#### [EXERCISE TASK]
Please repeat all of the listing exactly.

/---

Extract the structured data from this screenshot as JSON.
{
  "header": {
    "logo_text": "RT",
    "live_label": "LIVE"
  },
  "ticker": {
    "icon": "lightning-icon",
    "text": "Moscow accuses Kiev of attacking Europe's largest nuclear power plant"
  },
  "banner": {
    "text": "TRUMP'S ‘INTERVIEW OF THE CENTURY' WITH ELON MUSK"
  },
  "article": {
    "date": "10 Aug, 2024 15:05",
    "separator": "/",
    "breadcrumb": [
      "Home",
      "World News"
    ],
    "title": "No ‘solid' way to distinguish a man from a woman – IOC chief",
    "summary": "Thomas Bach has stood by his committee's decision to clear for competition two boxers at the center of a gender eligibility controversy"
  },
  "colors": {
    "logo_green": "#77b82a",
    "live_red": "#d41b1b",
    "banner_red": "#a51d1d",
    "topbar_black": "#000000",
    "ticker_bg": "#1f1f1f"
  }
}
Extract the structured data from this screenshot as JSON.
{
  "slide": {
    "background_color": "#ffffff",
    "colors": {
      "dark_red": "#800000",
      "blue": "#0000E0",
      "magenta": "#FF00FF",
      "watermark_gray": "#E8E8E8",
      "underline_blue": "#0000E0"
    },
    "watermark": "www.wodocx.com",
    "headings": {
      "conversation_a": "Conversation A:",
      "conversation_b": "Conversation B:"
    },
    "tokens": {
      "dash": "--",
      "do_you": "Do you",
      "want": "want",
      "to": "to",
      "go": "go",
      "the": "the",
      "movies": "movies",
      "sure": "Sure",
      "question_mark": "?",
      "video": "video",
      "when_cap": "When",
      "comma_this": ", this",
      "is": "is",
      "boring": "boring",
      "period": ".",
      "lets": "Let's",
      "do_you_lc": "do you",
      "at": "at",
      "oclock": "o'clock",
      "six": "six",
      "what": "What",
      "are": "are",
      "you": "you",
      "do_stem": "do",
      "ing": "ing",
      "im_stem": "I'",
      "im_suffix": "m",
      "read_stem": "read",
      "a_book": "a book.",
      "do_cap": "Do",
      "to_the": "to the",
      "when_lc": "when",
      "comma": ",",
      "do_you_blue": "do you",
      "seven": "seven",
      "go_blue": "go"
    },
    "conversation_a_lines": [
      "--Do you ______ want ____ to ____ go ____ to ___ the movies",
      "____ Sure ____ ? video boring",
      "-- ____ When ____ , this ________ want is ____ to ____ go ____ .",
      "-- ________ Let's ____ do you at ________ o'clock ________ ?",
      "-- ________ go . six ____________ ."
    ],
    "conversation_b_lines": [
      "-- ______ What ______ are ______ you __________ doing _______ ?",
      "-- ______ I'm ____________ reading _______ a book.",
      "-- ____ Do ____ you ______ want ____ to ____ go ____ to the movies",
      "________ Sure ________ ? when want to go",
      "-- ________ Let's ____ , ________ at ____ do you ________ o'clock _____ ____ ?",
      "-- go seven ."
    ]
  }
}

\---

#### [RESULT BELOW]
Extract the structured data from this screenshot as JSON.
{
  "header": {
    "logo_text": "RT",
    "live_label": "LIVE"
  },
  "ticker": {
    "icon": "lightning-icon",
    "text": "Moscow accuses Kiev of attacking Europe's largest nuclear power plant"
  },
  "banner": {
    "text": "TRUMP'S ‘INTERVIEW OF THE CENTURY' WITH ELON MUSK"
  },
  "article": {
    "date": "10 Aug, 2024 15:05",
    "separator": "/",
    "breadcrumb": [
      "Home",
      "World News"
    ],
    "title": "No ‘solid' way to distinguish a man from a woman – IOC chief",
    "summary": "Thomas Bach has stood by his committee's decision to clear for competition two boxers at the center of a gender eligibility controversy"
  },
  "colors": {
    "logo_green": "#77b82a",
    "live_red": "#d41b1b",
    "banner_red": "#a51d1d",
    "topbar_black": "#000000",
    "ticker_bg": "#1f1f1f"
  }
}
Extract the structured data from this screenshot as JSON.
{
  "slide": {
    "background_color": "#ffffff",
    "colors": {
      "dark_red": "#800000",
      "blue": "#0000E0",
      "magenta": "#FF00FF",
      "watermark_gray": "#E8E8E8",
      "underline_blue": "#0000E0"
    },
    "watermark": "www.wodocx.com",
    "headings": {
      "conversation_a": "Conversation A:",
      "conversation_b": "Conversation B:"
    },
    "tokens": {
      "dash": "--",
      "do_you": "Do you",
      "want": "want",
      "to": "to",
      "go": "go",
      "the": "the",
      "movies": "movies",
      "sure": "Sure",
      "question_mark": "?",
      "video": "video",
      "when_cap": "When",
      "comma_this": ", this",
      "is": "is",
      "boring": "boring",
      "period": ".",
      "lets": "Let's",
      "do_you_lc": "do you",
      "at": "at",
      "oclock": "o'clock",
      "six": "six",
      "what": "What",
      "are": "are",
      "you": "you",
      "do_stem": "do",
      "ing": "ing",
      "im_stem": "I'",
      "im_suffix": "m",
      "read_stem": "read",
      "a_book": "a book.",
      "do_cap": "Do",
      "to_the": "to the",
      "when_lc": "when",
      "comma": ",",
      "do_you_blue": "do you",
      "seven": "seven",
      "go_blue": "go"
    },
    "conversation_a_lines": [
      "--Do you ______ want ____ to ____ go ____ to ___ the movies",
      "____ Sure ____ ? video boring",
      "-- ____ When ____ , this ________ want is ____ to ____ go ____ .",
      "-- ________ Let's ____ do you at ________ o'clock ________ ?",
      "-- ________ go . six ____________ ."
    ],
    "conversation_b_lines": [
      "-- ______ What ______ are ______ you __________ doing _______ ?",
      "-- ______ I'm ____________ reading _______ a book.",
      "-- ____ Do ____ you ______ want ____ to ____ go ____ to the movies",
      "________ Sure ________ ? when want to go",
      "-- ________ Let's ____ , ________ at ____ do you ________ o'clock _____ ____ ?",
      "-- go seven ."
    ]
  }
}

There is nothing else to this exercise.